Directions – Extract every line below that contains the word "ffffff".

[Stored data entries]

---------------

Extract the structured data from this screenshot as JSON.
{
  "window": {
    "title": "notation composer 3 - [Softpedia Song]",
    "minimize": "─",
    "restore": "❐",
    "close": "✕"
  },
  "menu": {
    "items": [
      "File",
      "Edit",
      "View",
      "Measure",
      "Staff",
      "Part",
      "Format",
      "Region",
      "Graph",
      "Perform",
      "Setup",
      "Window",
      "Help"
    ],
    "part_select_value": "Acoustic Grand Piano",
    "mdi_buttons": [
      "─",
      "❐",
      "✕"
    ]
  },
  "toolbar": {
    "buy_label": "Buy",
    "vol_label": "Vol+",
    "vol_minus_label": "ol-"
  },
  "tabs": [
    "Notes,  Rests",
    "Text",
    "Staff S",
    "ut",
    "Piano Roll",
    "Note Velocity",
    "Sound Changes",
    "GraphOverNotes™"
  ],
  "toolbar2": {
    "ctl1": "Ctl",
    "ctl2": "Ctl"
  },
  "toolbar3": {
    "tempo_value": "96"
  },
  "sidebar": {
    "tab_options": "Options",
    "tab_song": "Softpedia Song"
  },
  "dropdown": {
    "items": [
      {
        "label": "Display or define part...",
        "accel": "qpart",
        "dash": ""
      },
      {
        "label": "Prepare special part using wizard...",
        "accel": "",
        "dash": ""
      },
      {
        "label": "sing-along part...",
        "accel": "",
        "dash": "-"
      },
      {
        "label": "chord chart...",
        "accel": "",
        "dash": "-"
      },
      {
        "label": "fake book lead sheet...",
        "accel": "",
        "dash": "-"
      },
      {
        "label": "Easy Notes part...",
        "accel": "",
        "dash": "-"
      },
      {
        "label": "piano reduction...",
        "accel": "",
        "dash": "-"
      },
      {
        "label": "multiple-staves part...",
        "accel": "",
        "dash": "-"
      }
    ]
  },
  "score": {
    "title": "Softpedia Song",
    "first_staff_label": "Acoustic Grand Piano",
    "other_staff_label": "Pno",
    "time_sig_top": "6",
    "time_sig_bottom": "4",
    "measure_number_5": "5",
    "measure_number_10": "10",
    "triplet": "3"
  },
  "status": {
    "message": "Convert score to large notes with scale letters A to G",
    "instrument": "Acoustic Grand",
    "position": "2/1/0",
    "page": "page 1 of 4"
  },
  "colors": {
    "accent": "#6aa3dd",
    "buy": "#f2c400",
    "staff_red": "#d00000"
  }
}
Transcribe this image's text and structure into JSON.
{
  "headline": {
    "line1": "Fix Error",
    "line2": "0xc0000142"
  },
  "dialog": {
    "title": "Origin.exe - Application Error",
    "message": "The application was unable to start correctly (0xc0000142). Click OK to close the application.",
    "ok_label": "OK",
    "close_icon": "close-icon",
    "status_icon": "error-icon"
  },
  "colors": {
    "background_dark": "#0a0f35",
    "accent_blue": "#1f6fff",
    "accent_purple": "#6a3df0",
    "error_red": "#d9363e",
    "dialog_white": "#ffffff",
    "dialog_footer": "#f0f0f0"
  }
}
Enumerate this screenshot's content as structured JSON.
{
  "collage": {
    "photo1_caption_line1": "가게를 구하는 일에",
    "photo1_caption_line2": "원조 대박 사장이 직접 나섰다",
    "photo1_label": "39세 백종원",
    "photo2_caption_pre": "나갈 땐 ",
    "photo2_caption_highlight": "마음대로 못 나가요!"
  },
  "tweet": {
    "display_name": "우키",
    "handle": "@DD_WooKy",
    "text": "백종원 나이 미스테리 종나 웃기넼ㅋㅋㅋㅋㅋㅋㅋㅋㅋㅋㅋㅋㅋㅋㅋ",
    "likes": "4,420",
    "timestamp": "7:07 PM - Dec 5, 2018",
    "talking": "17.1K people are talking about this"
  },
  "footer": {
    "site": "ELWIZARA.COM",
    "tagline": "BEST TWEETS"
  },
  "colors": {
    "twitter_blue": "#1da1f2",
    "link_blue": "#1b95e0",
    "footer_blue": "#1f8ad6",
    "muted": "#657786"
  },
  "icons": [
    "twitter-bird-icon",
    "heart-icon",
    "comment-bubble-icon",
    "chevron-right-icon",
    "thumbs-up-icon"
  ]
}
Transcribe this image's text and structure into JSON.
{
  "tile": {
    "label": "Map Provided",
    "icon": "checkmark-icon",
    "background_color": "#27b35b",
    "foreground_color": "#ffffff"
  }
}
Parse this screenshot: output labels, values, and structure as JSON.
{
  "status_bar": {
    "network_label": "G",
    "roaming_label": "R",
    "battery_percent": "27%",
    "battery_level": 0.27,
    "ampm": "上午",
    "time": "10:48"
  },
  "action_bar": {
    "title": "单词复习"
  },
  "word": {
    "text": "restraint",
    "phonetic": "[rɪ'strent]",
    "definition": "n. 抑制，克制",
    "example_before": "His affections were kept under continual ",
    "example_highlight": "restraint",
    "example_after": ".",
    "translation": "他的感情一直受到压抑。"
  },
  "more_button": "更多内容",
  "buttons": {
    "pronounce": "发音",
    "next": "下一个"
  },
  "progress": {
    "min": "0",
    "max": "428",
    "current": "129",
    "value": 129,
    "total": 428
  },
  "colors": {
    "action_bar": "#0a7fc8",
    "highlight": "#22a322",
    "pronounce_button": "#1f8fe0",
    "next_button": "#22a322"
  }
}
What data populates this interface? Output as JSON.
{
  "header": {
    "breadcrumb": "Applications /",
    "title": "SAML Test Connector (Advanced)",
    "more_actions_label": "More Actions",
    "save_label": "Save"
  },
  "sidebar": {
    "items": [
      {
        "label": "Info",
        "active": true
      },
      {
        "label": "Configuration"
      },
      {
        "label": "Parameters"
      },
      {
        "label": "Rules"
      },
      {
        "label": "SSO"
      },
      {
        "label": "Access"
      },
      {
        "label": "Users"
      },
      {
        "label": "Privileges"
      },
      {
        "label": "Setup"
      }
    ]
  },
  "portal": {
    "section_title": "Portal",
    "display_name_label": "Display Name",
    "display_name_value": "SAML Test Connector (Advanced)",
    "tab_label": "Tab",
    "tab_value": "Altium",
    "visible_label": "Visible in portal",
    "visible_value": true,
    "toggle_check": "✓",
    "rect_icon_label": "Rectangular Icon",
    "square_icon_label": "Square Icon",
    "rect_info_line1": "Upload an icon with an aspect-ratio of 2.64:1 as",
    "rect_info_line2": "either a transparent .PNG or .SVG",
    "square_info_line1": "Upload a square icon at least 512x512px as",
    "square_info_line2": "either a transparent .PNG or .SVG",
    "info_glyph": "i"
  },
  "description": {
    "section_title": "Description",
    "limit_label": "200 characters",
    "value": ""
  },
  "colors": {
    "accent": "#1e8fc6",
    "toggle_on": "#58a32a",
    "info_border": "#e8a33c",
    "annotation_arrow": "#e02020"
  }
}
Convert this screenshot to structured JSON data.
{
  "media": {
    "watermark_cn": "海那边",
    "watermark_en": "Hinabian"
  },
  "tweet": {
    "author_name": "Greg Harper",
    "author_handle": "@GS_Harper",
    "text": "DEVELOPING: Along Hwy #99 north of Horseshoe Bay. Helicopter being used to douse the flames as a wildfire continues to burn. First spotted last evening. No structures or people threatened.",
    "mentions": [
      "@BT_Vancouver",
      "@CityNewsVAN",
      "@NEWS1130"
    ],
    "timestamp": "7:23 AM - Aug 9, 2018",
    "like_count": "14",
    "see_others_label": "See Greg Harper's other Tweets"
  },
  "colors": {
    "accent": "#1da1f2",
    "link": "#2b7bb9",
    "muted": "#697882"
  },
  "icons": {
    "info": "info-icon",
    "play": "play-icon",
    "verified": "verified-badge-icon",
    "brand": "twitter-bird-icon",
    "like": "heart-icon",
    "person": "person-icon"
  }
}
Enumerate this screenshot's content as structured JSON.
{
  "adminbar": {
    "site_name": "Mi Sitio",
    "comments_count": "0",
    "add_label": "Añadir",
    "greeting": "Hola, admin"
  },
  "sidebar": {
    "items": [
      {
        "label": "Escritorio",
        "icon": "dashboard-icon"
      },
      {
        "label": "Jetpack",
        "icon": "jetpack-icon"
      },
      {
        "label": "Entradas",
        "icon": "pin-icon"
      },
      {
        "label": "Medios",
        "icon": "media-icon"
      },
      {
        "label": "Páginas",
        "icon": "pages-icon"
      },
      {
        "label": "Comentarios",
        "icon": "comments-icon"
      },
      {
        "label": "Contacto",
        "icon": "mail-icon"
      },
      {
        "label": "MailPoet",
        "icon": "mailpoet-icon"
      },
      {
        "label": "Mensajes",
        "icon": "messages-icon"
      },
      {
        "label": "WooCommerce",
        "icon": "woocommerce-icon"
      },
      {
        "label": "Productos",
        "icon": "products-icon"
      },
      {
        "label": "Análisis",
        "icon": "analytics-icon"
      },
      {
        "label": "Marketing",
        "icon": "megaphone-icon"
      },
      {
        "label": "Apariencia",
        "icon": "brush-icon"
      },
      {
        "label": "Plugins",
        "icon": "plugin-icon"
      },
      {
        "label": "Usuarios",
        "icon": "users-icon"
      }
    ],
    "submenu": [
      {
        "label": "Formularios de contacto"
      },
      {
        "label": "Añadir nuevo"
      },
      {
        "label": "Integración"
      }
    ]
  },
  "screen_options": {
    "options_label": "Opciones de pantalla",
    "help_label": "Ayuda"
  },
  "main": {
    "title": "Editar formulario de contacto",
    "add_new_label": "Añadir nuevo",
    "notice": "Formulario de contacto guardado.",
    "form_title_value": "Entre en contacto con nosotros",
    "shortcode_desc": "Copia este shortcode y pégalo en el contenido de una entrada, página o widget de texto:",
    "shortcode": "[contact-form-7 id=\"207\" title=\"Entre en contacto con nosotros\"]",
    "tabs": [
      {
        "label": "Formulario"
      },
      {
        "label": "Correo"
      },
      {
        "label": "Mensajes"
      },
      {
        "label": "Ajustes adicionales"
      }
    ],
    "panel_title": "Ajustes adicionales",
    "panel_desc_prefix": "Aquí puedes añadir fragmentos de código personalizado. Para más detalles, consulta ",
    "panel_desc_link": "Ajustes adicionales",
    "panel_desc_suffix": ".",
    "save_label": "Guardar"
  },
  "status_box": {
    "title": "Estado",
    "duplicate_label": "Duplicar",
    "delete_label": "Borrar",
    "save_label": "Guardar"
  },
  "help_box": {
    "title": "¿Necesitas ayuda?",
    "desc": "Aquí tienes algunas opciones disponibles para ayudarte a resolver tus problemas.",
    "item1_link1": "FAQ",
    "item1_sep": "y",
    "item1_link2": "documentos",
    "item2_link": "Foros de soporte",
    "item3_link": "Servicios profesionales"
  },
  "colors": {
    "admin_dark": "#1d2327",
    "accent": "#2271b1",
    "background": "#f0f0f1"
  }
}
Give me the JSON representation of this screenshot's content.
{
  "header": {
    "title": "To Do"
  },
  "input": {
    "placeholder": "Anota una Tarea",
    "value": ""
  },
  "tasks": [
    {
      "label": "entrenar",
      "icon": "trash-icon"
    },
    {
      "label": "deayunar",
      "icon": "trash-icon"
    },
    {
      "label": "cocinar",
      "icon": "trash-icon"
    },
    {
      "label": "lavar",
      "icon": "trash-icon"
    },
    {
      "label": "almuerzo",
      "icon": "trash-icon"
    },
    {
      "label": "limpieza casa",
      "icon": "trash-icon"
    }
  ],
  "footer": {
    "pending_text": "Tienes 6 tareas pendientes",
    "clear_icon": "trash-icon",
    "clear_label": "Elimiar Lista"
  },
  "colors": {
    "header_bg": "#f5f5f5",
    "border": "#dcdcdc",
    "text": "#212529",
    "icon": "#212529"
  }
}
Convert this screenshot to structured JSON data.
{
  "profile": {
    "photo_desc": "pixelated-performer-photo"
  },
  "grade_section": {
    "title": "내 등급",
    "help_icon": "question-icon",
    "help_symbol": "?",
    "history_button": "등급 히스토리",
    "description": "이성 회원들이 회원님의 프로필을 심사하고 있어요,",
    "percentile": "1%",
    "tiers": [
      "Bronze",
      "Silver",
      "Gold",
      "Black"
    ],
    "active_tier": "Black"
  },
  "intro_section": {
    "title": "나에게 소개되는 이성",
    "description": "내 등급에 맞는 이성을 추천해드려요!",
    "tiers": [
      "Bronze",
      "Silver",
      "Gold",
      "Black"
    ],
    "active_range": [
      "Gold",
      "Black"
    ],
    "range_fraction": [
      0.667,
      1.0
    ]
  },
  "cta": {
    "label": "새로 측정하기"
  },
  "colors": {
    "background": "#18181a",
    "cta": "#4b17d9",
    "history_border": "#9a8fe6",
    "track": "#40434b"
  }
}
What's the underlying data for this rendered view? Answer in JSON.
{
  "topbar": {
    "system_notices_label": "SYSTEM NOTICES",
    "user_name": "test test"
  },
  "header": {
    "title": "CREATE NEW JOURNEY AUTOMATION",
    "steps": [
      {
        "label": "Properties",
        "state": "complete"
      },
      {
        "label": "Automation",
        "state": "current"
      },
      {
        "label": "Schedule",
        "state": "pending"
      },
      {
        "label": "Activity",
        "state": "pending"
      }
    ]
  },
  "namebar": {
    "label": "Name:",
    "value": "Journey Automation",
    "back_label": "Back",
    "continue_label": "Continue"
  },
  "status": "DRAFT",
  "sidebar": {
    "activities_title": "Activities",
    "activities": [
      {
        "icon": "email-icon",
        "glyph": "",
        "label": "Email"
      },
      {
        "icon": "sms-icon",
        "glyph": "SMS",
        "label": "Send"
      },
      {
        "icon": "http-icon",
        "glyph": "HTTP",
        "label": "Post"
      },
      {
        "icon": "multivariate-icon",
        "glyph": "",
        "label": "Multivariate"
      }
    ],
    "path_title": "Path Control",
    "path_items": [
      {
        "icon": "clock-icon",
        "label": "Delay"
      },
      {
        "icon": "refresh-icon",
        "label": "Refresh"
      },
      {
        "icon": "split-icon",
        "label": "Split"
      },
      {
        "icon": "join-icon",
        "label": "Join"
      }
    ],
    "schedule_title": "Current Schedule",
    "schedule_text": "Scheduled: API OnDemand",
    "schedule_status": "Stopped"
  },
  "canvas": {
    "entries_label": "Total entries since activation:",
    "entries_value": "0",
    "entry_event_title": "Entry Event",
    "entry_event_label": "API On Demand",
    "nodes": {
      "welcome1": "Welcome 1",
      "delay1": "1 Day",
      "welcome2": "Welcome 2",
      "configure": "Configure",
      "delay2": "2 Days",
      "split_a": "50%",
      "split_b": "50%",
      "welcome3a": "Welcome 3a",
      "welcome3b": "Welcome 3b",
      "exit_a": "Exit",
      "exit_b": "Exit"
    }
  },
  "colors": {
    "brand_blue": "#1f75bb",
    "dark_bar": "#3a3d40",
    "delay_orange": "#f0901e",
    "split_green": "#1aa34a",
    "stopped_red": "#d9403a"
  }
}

---------------

Complete answer –
    "dialog_white": "#ffffff",
    "foreground_color": "#ffffff"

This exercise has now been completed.